══ Extracted material

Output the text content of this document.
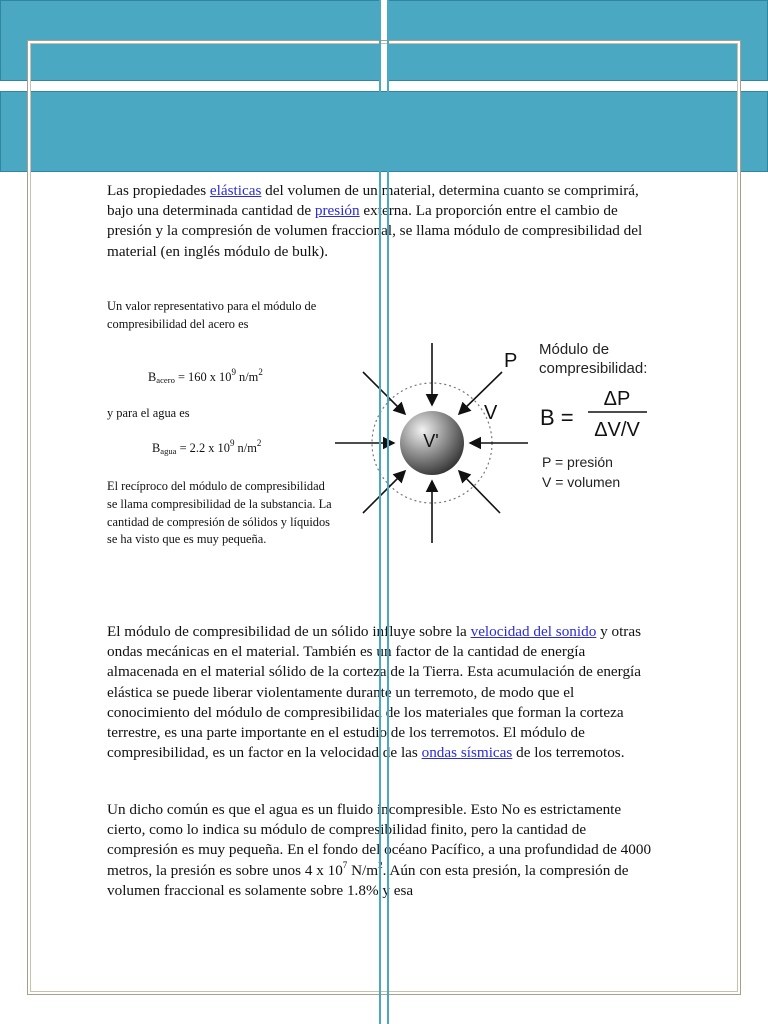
Las propiedades elásticas del volumen de un material, determina cuanto se comprimirá, bajo una determinada cantidad de presión externa. La proporción entre el cambio de presión y la compresión de volumen fraccional, se llama módulo de compresibilidad del material (en inglés módulo de bulk).

Un valor representativo para el módulo de compresibilidad del acero es

Bacero = 160 x $10^9$ $n/m^2$

y para el agua es

Bagua = 2.2 x $10^9$ $n/m^2$

El recíproco del módulo de compresibilidad se llama compresibilidad de la substancia. La cantidad de compresión de sólidos y líquidos se ha visto que es muy pequeña.

V'
P
V
Módulo de
compresibilidad:
B =
ΔP
ΔV/V
P = presión
V = volumen

El módulo de compresibilidad de un sólido influye sobre la velocidad del sonido y otras ondas mecánicas en el material. También es un factor de la cantidad de energía almacenada en el material sólido de la corteza de la Tierra. Esta acumulación de energía elástica se puede liberar violentamente durante un terremoto, de modo que el conocimiento del módulo de compresibilidad de los materiales que forman la corteza terrestre, es una parte importante en el estudio de los terremotos. El módulo de compresibilidad, es un factor en la velocidad de las ondas sísmicas de los terremotos.

Un dicho común es que el agua es un fluido incompresible. Esto No es estrictamente cierto, como lo indica su módulo de compresibilidad finito, pero la cantidad de compresión es muy pequeña. En el fondo del océano Pacífico, a una profundidad de 4000 metros, la presión es sobre unos 4 x $10^7$ $N/m^2$. Aún con esta presión, la compresión de volumen fraccional es solamente sobre 1.8% y esa
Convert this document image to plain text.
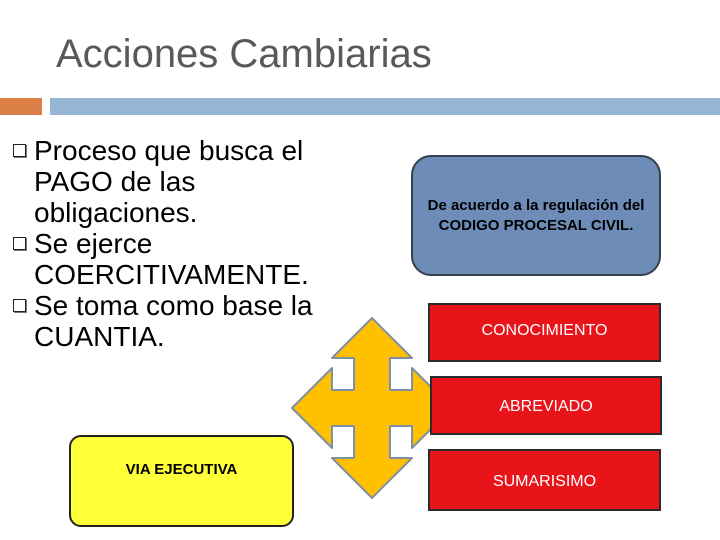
Acciones Cambiarias
Proceso que busca el PAGO de las obligaciones.
Se ejerce COERCITIVAMENTE.
Se toma como base la CUANTIA.
De acuerdo a la regulación del CODIGO PROCESAL CIVIL.
CONOCIMIENTO
ABREVIADO
SUMARISIMO
VIA EJECUTIVA
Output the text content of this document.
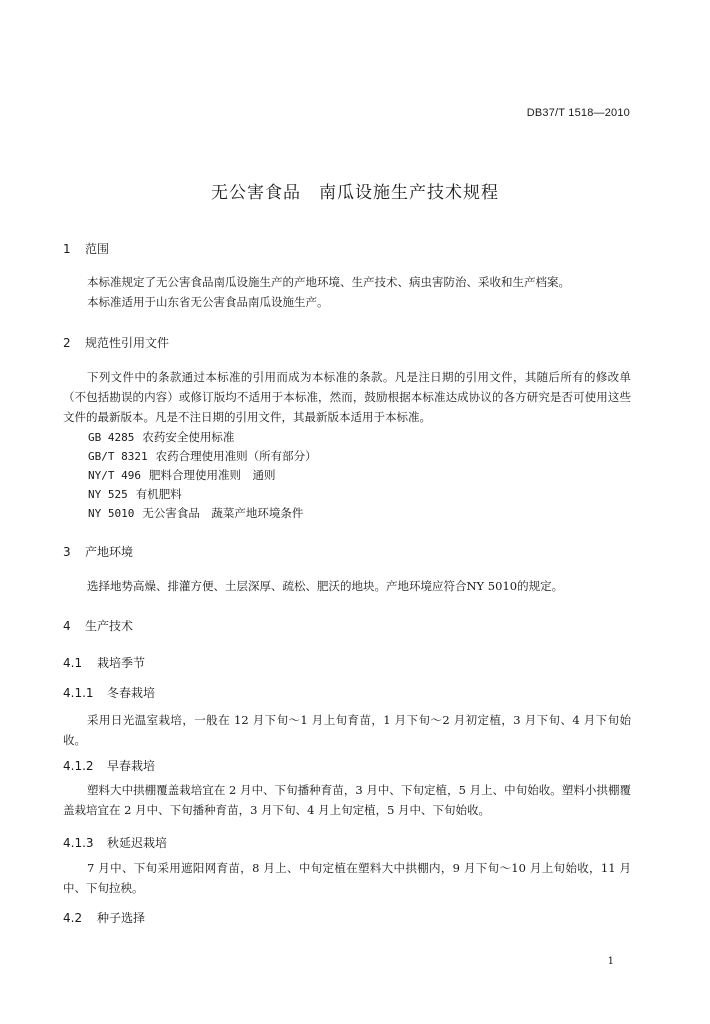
DB37/T 1518—2010
无公害食品　南瓜设施生产技术规程
1 范围
本标准规定了无公害食品南瓜设施生产的产地环境、生产技术、病虫害防治、采收和生产档案。
本标准适用于山东省无公害食品南瓜设施生产。
2 规范性引用文件
下列文件中的条款通过本标准的引用而成为本标准的条款。凡是注日期的引用文件，其随后所有的修改单（不包括勘误的内容）或修订版均不适用于本标准，然而，鼓励根据本标准达成协议的各方研究是否可使用这些文件的最新版本。凡是不注日期的引用文件，其最新版本适用于本标准。
GB 4285 农药安全使用标准
GB/T 8321 农药合理使用准则（所有部分）
NY/T 496 肥料合理使用准则　通则
NY 525 有机肥料
NY 5010 无公害食品　蔬菜产地环境条件
3 产地环境
选择地势高燥、排灌方便、土层深厚、疏松、肥沃的地块。产地环境应符合NY 5010的规定。
4 生产技术
4.1 栽培季节
4.1.1 冬春栽培
采用日光温室栽培，一般在 12 月下旬～1 月上旬育苗，1 月下旬～2 月初定植，3 月下旬、4 月下旬始收。
4.1.2 早春栽培
塑料大中拱棚覆盖栽培宜在 2 月中、下旬播种育苗，3 月中、下旬定植，5 月上、中旬始收。塑料小拱棚覆盖栽培宜在 2 月中、下旬播种育苗，3 月下旬、4 月上旬定植，5 月中、下旬始收。
4.1.3 秋延迟栽培
7 月中、下旬采用遮阳网育苗，8 月上、中旬定植在塑料大中拱棚内，9 月下旬～10 月上旬始收，11 月中、下旬拉秧。
4.2 种子选择
1
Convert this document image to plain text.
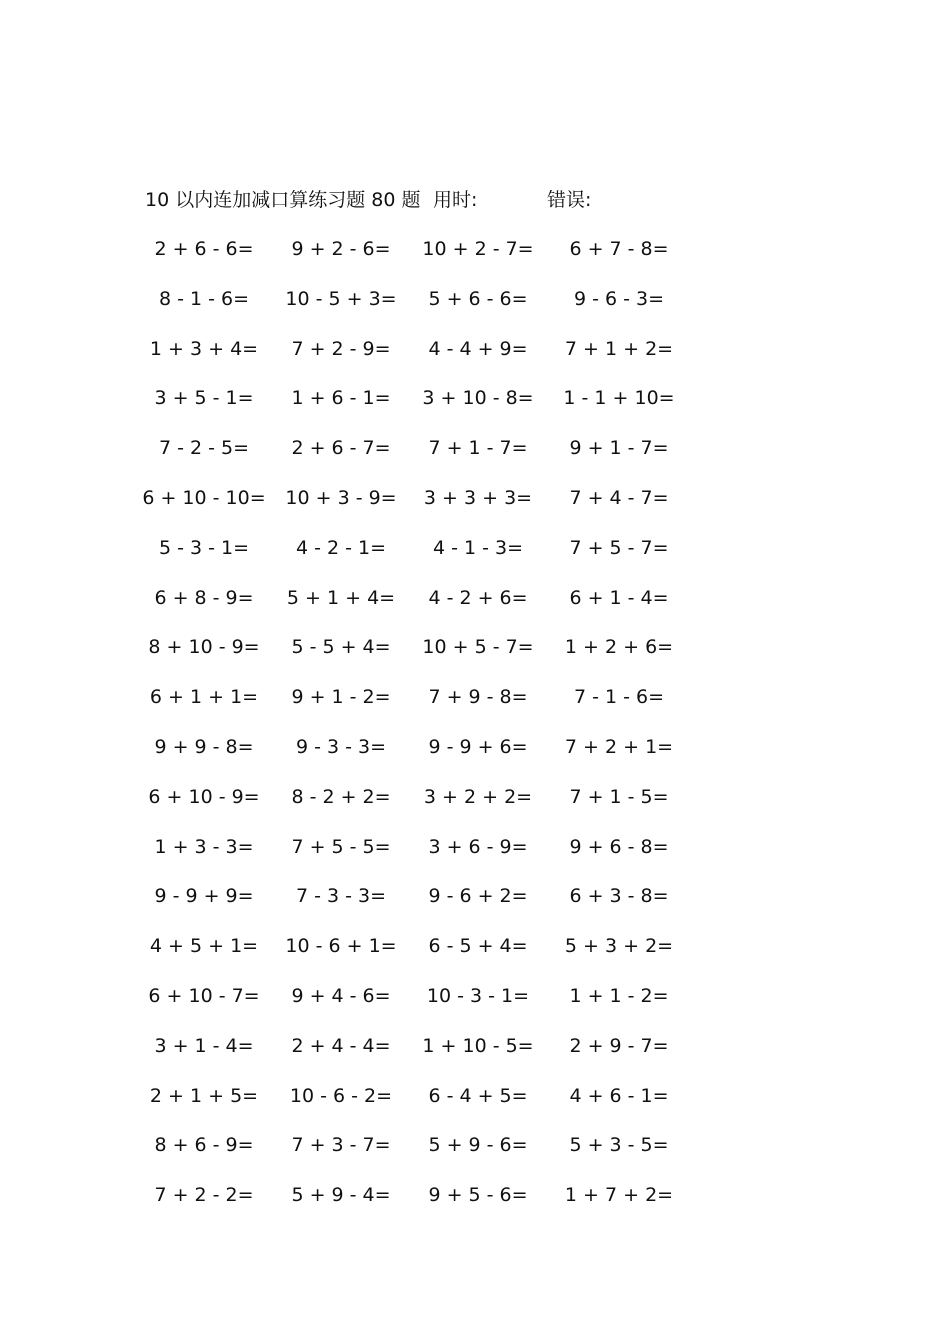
10 以内连加减口算练习题 80 题 用时:	错误:
2 + 6 - 6=	9 + 2 - 6=	10 + 2 - 7=	6 + 7 - 8=
8 - 1 - 6=	10 - 5 + 3=	5 + 6 - 6=	9 - 6 - 3=
1 + 3 + 4=	7 + 2 - 9=	4 - 4 + 9=	7 + 1 + 2=
3 + 5 - 1=	1 + 6 - 1=	3 + 10 - 8=	1 - 1 + 10=
7 - 2 - 5=	2 + 6 - 7=	7 + 1 - 7=	9 + 1 - 7=
6 + 10 - 10=	10 + 3 - 9=	3 + 3 + 3=	7 + 4 - 7=
5 - 3 - 1=	4 - 2 - 1=	4 - 1 - 3=	7 + 5 - 7=
6 + 8 - 9=	5 + 1 + 4=	4 - 2 + 6=	6 + 1 - 4=
8 + 10 - 9=	5 - 5 + 4=	10 + 5 - 7=	1 + 2 + 6=
6 + 1 + 1=	9 + 1 - 2=	7 + 9 - 8=	7 - 1 - 6=
9 + 9 - 8=	9 - 3 - 3=	9 - 9 + 6=	7 + 2 + 1=
6 + 10 - 9=	8 - 2 + 2=	3 + 2 + 2=	7 + 1 - 5=
1 + 3 - 3=	7 + 5 - 5=	3 + 6 - 9=	9 + 6 - 8=
9 - 9 + 9=	7 - 3 - 3=	9 - 6 + 2=	6 + 3 - 8=
4 + 5 + 1=	10 - 6 + 1=	6 - 5 + 4=	5 + 3 + 2=
6 + 10 - 7=	9 + 4 - 6=	10 - 3 - 1=	1 + 1 - 2=
3 + 1 - 4=	2 + 4 - 4=	1 + 10 - 5=	2 + 9 - 7=
2 + 1 + 5=	10 - 6 - 2=	6 - 4 + 5=	4 + 6 - 1=
8 + 6 - 9=	7 + 3 - 7=	5 + 9 - 6=	5 + 3 - 5=
7 + 2 - 2=	5 + 9 - 4=	9 + 5 - 6=	1 + 7 + 2=
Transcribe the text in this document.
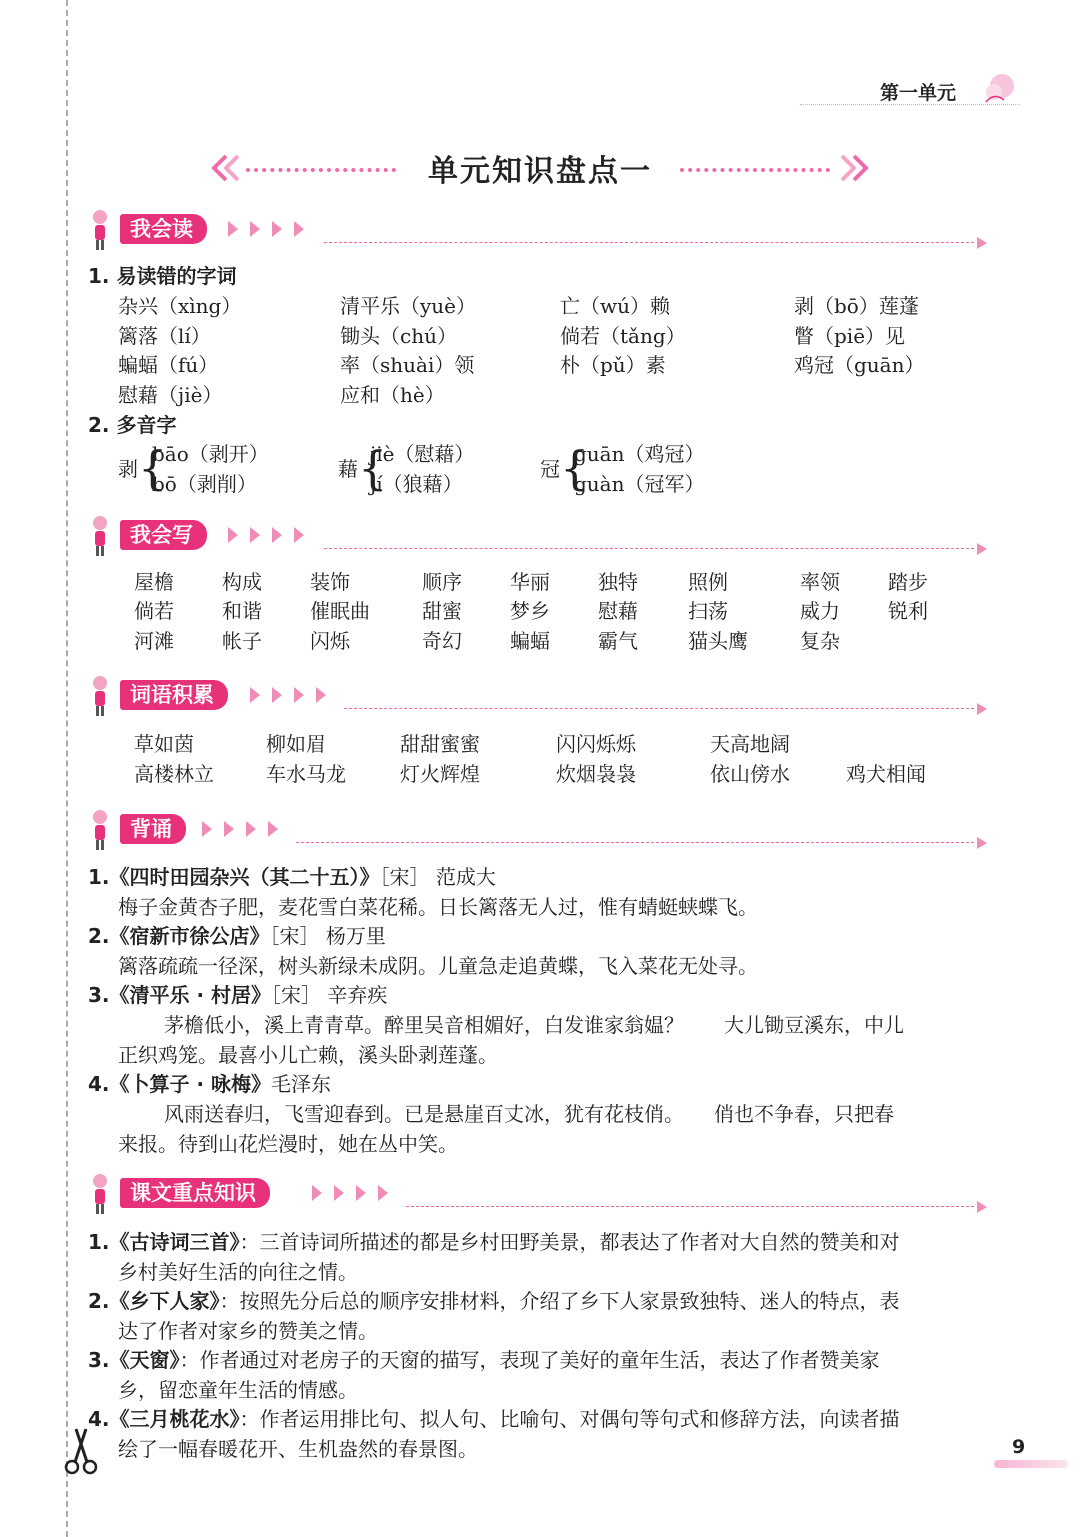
第一单元
单元知识盘点一
我会读
1. 易读错的字词
杂兴（xìng）	清平乐（yuè）	亡（wú）赖	剥（bō）莲蓬
篱落（lí）	锄头（chú）	倘若（tǎng）	瞥（piē）见
蝙蝠（fú）	率（shuài）领	朴（pǔ）素	鸡冠（guān）
慰藉（jiè）	应和（hè）
2. 多音字
剥 {
bāo（剥开）
bō（剥削）
藉 {
jiè（慰藉）
jí（狼藉）
冠 {
guān（鸡冠）
guàn（冠军）
我会写
屋檐 构成 装饰	顺序 华丽 独特	照例	率领 踏步
倘若 和谐 催眠曲	甜蜜 梦乡 慰藉	扫荡	威力 锐利
河滩 帐子 闪烁	奇幻 蝙蝠 霸气	猫头鹰	复杂
词语积累
草如茵	柳如眉	甜甜蜜蜜	闪闪烁烁	天高地阔
高楼林立	车水马龙	灯火辉煌	炊烟袅袅	依山傍水	鸡犬相闻
背诵
1.《四时田园杂兴（其二十五）》［宋］ 范成大
梅子金黄杏子肥，麦花雪白菜花稀。日长篱落无人过，惟有蜻蜓蛱蝶飞。
2.《宿新市徐公店》［宋］ 杨万里
篱落疏疏一径深，树头新绿未成阴。儿童急走追黄蝶，飞入菜花无处寻。
3.《清平乐 · 村居》［宋］ 辛弃疾
茅檐低小，溪上青青草。醉里吴音相媚好，白发谁家翁媪？　　大儿锄豆溪东，中儿
正织鸡笼。最喜小儿亡赖，溪头卧剥莲蓬。
4.《卜算子 · 咏梅》毛泽东
风雨送春归，飞雪迎春到。已是悬崖百丈冰，犹有花枝俏。　　俏也不争春，只把春
来报。待到山花烂漫时，她在丛中笑。
课文重点知识
1.《古诗词三首》：三首诗词所描述的都是乡村田野美景，都表达了作者对大自然的赞美和对
乡村美好生活的向往之情。
2.《乡下人家》：按照先分后总的顺序安排材料，介绍了乡下人家景致独特、迷人的特点，表
达了作者对家乡的赞美之情。
3.《天窗》：作者通过对老房子的天窗的描写，表现了美好的童年生活，表达了作者赞美家
乡，留恋童年生活的情感。
4.《三月桃花水》：作者运用排比句、拟人句、比喻句、对偶句等句式和修辞方法，向读者描
绘了一幅春暖花开、生机盎然的春景图。	9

════

» Task to carry out:
Pick out all the lines with the word "compresibilidad" in them and copy them.

» The response:
Las propiedades elásticas del volumen de un material, determina cuanto se comprimirá, bajo una determinada cantidad de presión externa. La proporción entre el cambio de presión y la compresión de volumen fraccional, se llama módulo de compresibilidad del material (en inglés módulo de bulk).
Un valor representativo para el módulo de compresibilidad del acero es
El recíproco del módulo de compresibilidad se llama compresibilidad de la substancia. La cantidad de compresión de sólidos y líquidos se ha visto que es muy pequeña.
compresibilidad:
El módulo de compresibilidad de un sólido influye sobre la velocidad del sonido y otras ondas mecánicas en el material. También es un factor de la cantidad de energía almacenada en el material sólido de la corteza de la Tierra. Esta acumulación de energía elástica se puede liberar violentamente durante un terremoto, de modo que el conocimiento del módulo de compresibilidad de los materiales que forman la corteza terrestre, es una parte importante en el estudio de los terremotos. El módulo de compresibilidad, es un factor en la velocidad de las ondas sísmicas de los terremotos.
Un dicho común es que el agua es un fluido incompresible. Esto No es estrictamente cierto, como lo indica su módulo de compresibilidad finito, pero la cantidad de compresión es muy pequeña. En el fondo del océano Pacífico, a una profundidad de 4000 metros, la presión es sobre unos 4 x $10^7$ $N/m^2$. Aún con esta presión, la compresión de volumen fraccional es solamente sobre 1.8% y esa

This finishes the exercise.